_Énoncé écrit 1_
Extrayez du texte extrait le passage qui commence par « L'enfance de Soliman » et se poursuit jusqu'à « sur ses études. », sans rien y changer.

============

Le reste de l'histoire de la Turquie appartient à l'histoire de l'Europe. La Turquie, malgré le caractère asiatique de sa race, de sa religion et de sa culture, est au XVIe et au XVIIe siècle une grande puissance européenne qui s'impose comme un facteur de premier ordre dans toutes les affaires diplomatiques du temps. Elle ne perdra ce rôle au XVIIIe siècle que pour devenir l'enjeu des rivalités entre Etats européens." (p. 88-89)
André Clot, Soliman le Magnifique, Paris, Fayard, 1983 :
"De l'enfance du futur sultan, on ignore presque tout car rien ne désignait son père comme l'héritier présomptif. Et Soliman avait, semble-t-il, des frères, qui furent exécutés beaucoup plus tard. Il n'y avait donc pas de raison pour que les historiographes relatent les faits et gestes de Soliman enfant plutôt que ceux des autres. Les récits des jeunes années des princes du sang n'ont jamais tenté les historiens ottomans. Ils en savaient d'ailleurs à peine plus que nous.
Sa mère, Hafsa Hatun, était, pense-t-on, la fille de Mengli Giray, khan des Tartares de Crimée. Les khans épousaient assez souvent des Circassiennes, ce qui explique le type circassien de Soliman [en réalité, les Circassiens (et les Nord-Caucasiens en général) se sont eux-mêmes fortement mélangés aux nomades des steppes (scytho-sarmates et altaïques), ce que confirme la génétique]. Elle était, dit-on, aussi intelligente que belle. Elle avait dix-sept ans à la naissance de Soliman et fut la dernière épouse de sultan issue d'une famille royale. Après elle, toutes seront des esclaves. C'est par elle que Soliman avait dans les veines du sang de Gengis Khan puisque les khans de Crimée descendaient de Djôchi, le fils aîné du conquérant de l'Asie.
L'enfance de Soliman a sans doute ressemblé à celle de tous les princes de la Maison d'Osman de l'époque ainsi qu'à celle de la plupart des enfants des classes supérieures de la société. Pendant les premières années de sa vie, il fut laissé aux seuls soins de sa mère et des femmes qui la servaient. Puis, quand il eut atteint l'âge de sept ans, son père prit personnellement en main la direction de son éducation. Selim n'était pas un tendre et on peut penser qu'il mena rudement celle de son fils. Un hoca, connu pour sa science et sa piété, veillait sur ses études.
Ses maîtres lui enseignèrent le Coran, la lecture et l'écriture, l'arithmétique et la musique. Ils l'initièrent aussi aux exercices du corps, au tir à l'arc entre autres, qui tiendront une large place dans sa vie de jeune homme. Vers onze ans, après sa circoncision, il quitta sa mère et le quartier des femmes. On lui attribua une « maison » ainsi que des serviteurs et un budget. Un gouverneur (lala) s'occupait de son éducation intellectuelle et physique. Comme tous les jeunes Turcs de son âge d'une condition élevée, il eut entre les mains les livres alors les plus répandus : L'Histoire des quarante vizirs, L'Histoire de Sindbad le Philosophe, le célèbre roman d'origine hindoue Kalila et Dimna, Les Mille et une Nuits traduits en turc, la geste de Seyyid Battal (Battal le Preux), personnage historique descendant du Prophète, dont la vie courageuse et pleine d'aventures donna naissance à une des premières épopées anatoliennes islamiques. Il apprit aussi certainement l'arabe, la langue de Mahomet, et le persan. Doué pour les langues, il sera capable, une fois sultan, de s'entretenir avec les membres de son entourage d'origine balkanique. Dans la société ottomane, les princes savaient travailler de leurs mains, et, comme son père, Soliman apprit l'orfèvrerie.

============

_Énoncé écrit 2_
Recopiez telles quelles les lignes des entrées ci-dessous, en commençant par la ligne qui contient « card-type-badge: COUNTER bbox=[987, 159, 1087, 180] » et en allant jusqu'à la ligne qui contient « 50, 1178, 784] », ces deux lignes incluses.

============

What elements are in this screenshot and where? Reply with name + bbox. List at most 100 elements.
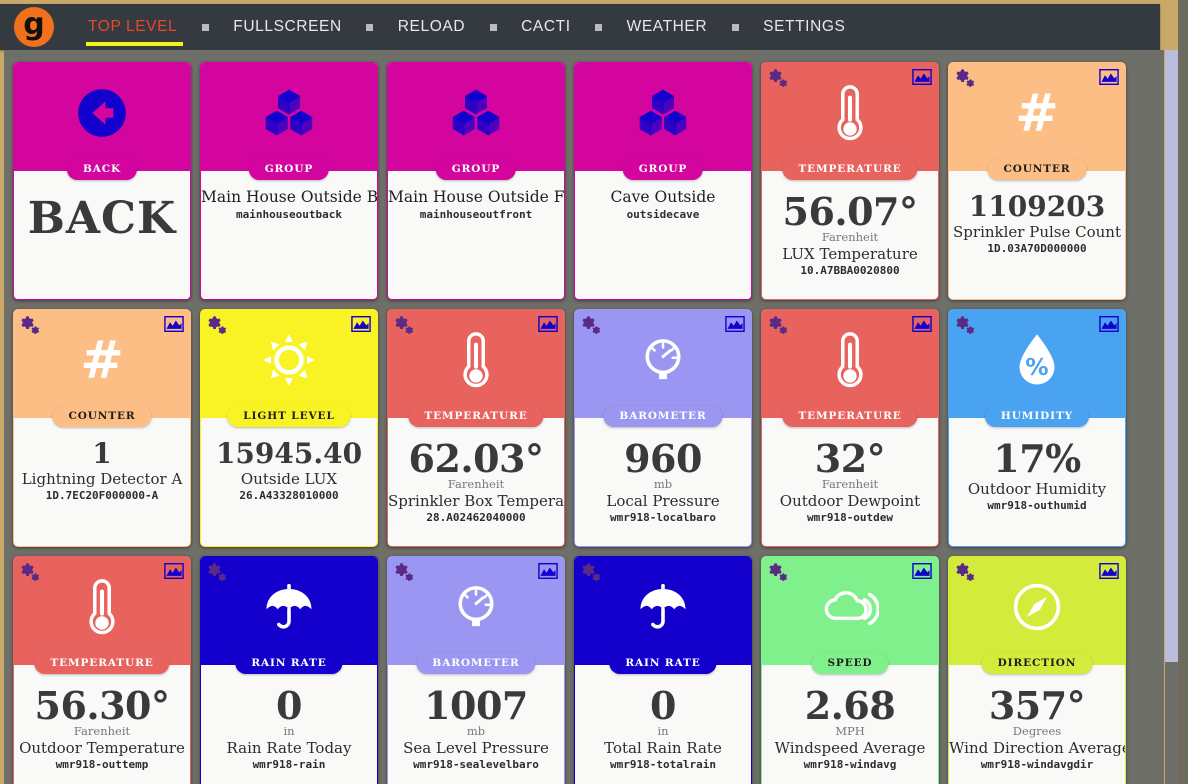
card-type-badge: COUNTER bbox=[987, 159, 1087, 180]
chart-icon[interactable] bbox=[164, 316, 184, 332]
gauge-icon bbox=[388, 579, 564, 635]
sensor-name: Outdoor Dewpoint bbox=[779, 491, 921, 510]
sensor-card[interactable]: RAIN RATE 0 in Rain Rate Today wmr918-rain bbox=[200, 556, 378, 784]
nav-separator bbox=[485, 23, 501, 31]
nav-items: TOP LEVEL FULLSCREEN RELOAD CACTI WEATHER SET… bbox=[68, 4, 865, 50]
vertical-scrollbar-track[interactable] bbox=[1165, 50, 1178, 784]
card-body: 56.07° Farenheit LUX Temperature 10.A7BBA00… bbox=[762, 171, 938, 299]
sensor-card[interactable]: TEMPERATURE 32° Farenheit Outdoor Dewpoint w… bbox=[761, 309, 939, 547]
chart-icon[interactable] bbox=[351, 316, 371, 332]
card-header bbox=[575, 63, 751, 171]
sensor-card[interactable]: TEMPERATURE 56.30° Farenheit Outdoor Temper… bbox=[13, 556, 191, 784]
chart-icon[interactable] bbox=[912, 316, 932, 332]
sensor-value: 1007 bbox=[424, 683, 528, 728]
sensor-id: wmr918-outhumid bbox=[987, 499, 1087, 513]
card-body: 1109203 Sprinkler Pulse Count 1D.03A70D000… bbox=[949, 171, 1125, 299]
sensor-unit: Farenheit bbox=[821, 476, 879, 491]
sensor-card[interactable]: TEMPERATURE 62.03° Farenheit Sprinkler Box … bbox=[387, 309, 565, 547]
card-body: Cave Outside outsidecave bbox=[575, 171, 751, 299]
card-body: Main House Outside Back mainhouseoutback bbox=[201, 171, 377, 299]
nav-separator bbox=[727, 23, 743, 31]
group-card[interactable]: GROUP Main House Outside Front mainhouseou… bbox=[387, 62, 565, 300]
sensor-card[interactable]: % HUMIDITY 17% Outdoor Humidity wmr918-outhu… bbox=[948, 309, 1126, 547]
card-header bbox=[388, 557, 564, 665]
sensor-id: 1D.03A70D000000 bbox=[987, 242, 1087, 256]
nav-item-fullscreen[interactable]: FULLSCREEN bbox=[213, 4, 362, 50]
nav-separator-square bbox=[595, 23, 603, 31]
sensor-id: 10.A7BBA0020800 bbox=[800, 264, 900, 278]
sensor-card[interactable]: # COUNTER 1109203 Sprinkler Pulse Count 1D.0… bbox=[948, 62, 1126, 300]
group-card[interactable]: GROUP Main House Outside Back mainhouseout… bbox=[200, 62, 378, 300]
card-header bbox=[762, 63, 938, 171]
sensor-id: wmr918-rain bbox=[252, 758, 326, 772]
sensor-value: 56.07° bbox=[782, 189, 919, 234]
sensor-card[interactable]: BAROMETER 1007 mb Sea Level Pressure wmr918-… bbox=[387, 556, 565, 784]
nav-item-reload[interactable]: RELOAD bbox=[378, 4, 485, 50]
sensor-card[interactable]: SPEED 2.68 MPH Windspeed Average wmr918-wind… bbox=[761, 556, 939, 784]
chart-icon[interactable] bbox=[912, 563, 932, 579]
nav-separator-square bbox=[731, 23, 739, 31]
card-type-badge: BACK bbox=[66, 159, 138, 180]
chart-icon[interactable] bbox=[725, 316, 745, 332]
sensor-value: 1109203 bbox=[968, 190, 1106, 223]
nav-item-settings[interactable]: SETTINGS bbox=[743, 4, 865, 50]
sensor-card[interactable]: TEMPERATURE 56.07° Farenheit LUX Temperatur… bbox=[761, 62, 939, 300]
card-type-badge: COUNTER bbox=[52, 406, 152, 427]
chart-icon[interactable] bbox=[351, 563, 371, 579]
sensor-id: wmr918-totalrain bbox=[610, 758, 716, 772]
sensor-value: 0 bbox=[650, 683, 676, 728]
arrow-left-circle-icon bbox=[14, 85, 190, 141]
back-card[interactable]: BACK BACK bbox=[13, 62, 191, 300]
chart-icon[interactable] bbox=[1099, 69, 1119, 85]
chart-icon[interactable] bbox=[912, 69, 932, 85]
chart-icon[interactable] bbox=[1099, 316, 1119, 332]
card-header bbox=[201, 557, 377, 665]
sensor-value: 32° bbox=[814, 436, 886, 481]
vertical-scrollbar-thumb[interactable] bbox=[1165, 50, 1178, 662]
group-card[interactable]: GROUP Cave Outside outsidecave bbox=[574, 62, 752, 300]
sensor-name: Sea Level Pressure bbox=[403, 738, 549, 757]
card-type-badge: SPEED bbox=[811, 653, 889, 674]
svg-text:%: % bbox=[1025, 353, 1048, 381]
umbrella-icon bbox=[575, 579, 751, 635]
sensor-value: 357° bbox=[988, 683, 1086, 728]
chart-icon[interactable] bbox=[1099, 563, 1119, 579]
sensor-value: 56.30° bbox=[34, 683, 171, 728]
sensor-id: wmr918-windavgdir bbox=[980, 758, 1094, 772]
card-type-badge: RAIN RATE bbox=[609, 653, 717, 674]
nav-separator-square bbox=[489, 23, 497, 31]
thermometer-icon bbox=[762, 332, 938, 388]
chart-icon[interactable] bbox=[538, 316, 558, 332]
sensor-card[interactable]: DIRECTION 357° Degrees Wind Direction Avera… bbox=[948, 556, 1126, 784]
card-type-badge: BAROMETER bbox=[603, 406, 723, 427]
nav-separator-square bbox=[366, 23, 374, 31]
nav-item-weather[interactable]: WEATHER bbox=[607, 4, 728, 50]
chart-icon[interactable] bbox=[538, 563, 558, 579]
card-type-badge: DIRECTION bbox=[981, 653, 1093, 674]
nav-item-cacti[interactable]: CACTI bbox=[501, 4, 591, 50]
card-header: # bbox=[14, 310, 190, 418]
sensor-name: Outdoor Temperature bbox=[19, 738, 185, 757]
back-label: BACK bbox=[27, 193, 177, 244]
sensor-card[interactable]: LIGHT LEVEL 15945.40 Outside LUX 26.A433280… bbox=[200, 309, 378, 547]
sensor-value: 0 bbox=[276, 683, 302, 728]
chart-icon[interactable] bbox=[725, 563, 745, 579]
nav-item-top-level[interactable]: TOP LEVEL bbox=[68, 4, 197, 50]
card-body: 960 mb Local Pressure wmr918-localbaro bbox=[575, 418, 751, 546]
card-body: 32° Farenheit Outdoor Dewpoint wmr918-outde… bbox=[762, 418, 938, 546]
sensor-card[interactable]: RAIN RATE 0 in Total Rain Rate wmr918-totalr… bbox=[574, 556, 752, 784]
app-logo[interactable]: g bbox=[14, 7, 54, 47]
sensor-name: Outdoor Humidity bbox=[967, 479, 1107, 498]
thermometer-icon bbox=[14, 579, 190, 635]
sensor-card[interactable]: # COUNTER 1 Lightning Detector A 1D.7EC20F00… bbox=[13, 309, 191, 547]
card-grid: BACK BACK GROUP Main House Outside Back main… bbox=[4, 50, 1164, 784]
sensor-card[interactable]: BAROMETER 960 mb Local Pressure wmr918-local… bbox=[574, 309, 752, 547]
card-header bbox=[575, 557, 751, 665]
dashboard-scroll-area[interactable]: BACK BACK GROUP Main House Outside Back main… bbox=[4, 50, 1164, 784]
card-type-badge: LIGHT LEVEL bbox=[227, 406, 351, 427]
chart-icon[interactable] bbox=[164, 563, 184, 579]
sensor-unit: in bbox=[283, 723, 295, 738]
card-type-badge: BAROMETER bbox=[416, 653, 536, 674]
svg-text:#: # bbox=[1015, 87, 1059, 139]
card-header: # bbox=[949, 63, 1125, 171]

============

_Solution complète 1_
L'enfance de Soliman a sans doute ressemblé à celle de tous les princes de la Maison d'Osman de l'époque ainsi qu'à celle de la plupart des enfants des classes supérieures de la société. Pendant les premières années de sa vie, il fut laissé aux seuls soins de sa mère et des femmes qui la servaient. Puis, quand il eut atteint l'âge de sept ans, son père prit personnellement en main la direction de son éducation. Selim n'était pas un tendre et on peut penser qu'il mena rudement celle de son fils. Un hoca, connu pour sa science et sa piété, veillait sur ses études.

_Solution complète 2_
card-type-badge: COUNTER bbox=[987, 159, 1087, 180]
chart-icon[interactable] bbox=[164, 316, 184, 332]
gauge-icon bbox=[388, 579, 564, 635]
sensor-name: Outdoor Dewpoint bbox=[779, 491, 921, 510]
sensor-card[interactable]: RAIN RATE 0 in Rain Rate Today wmr918-rain bbox=[200, 556, 378, 784]
nav-separator bbox=[485, 23, 501, 31]
nav-items: TOP LEVEL FULLSCREEN RELOAD CACTI WEATHER SET… bbox=[68, 4, 865, 50]
vertical-scrollbar-track[interactable] bbox=[1165, 50, 1178, 784]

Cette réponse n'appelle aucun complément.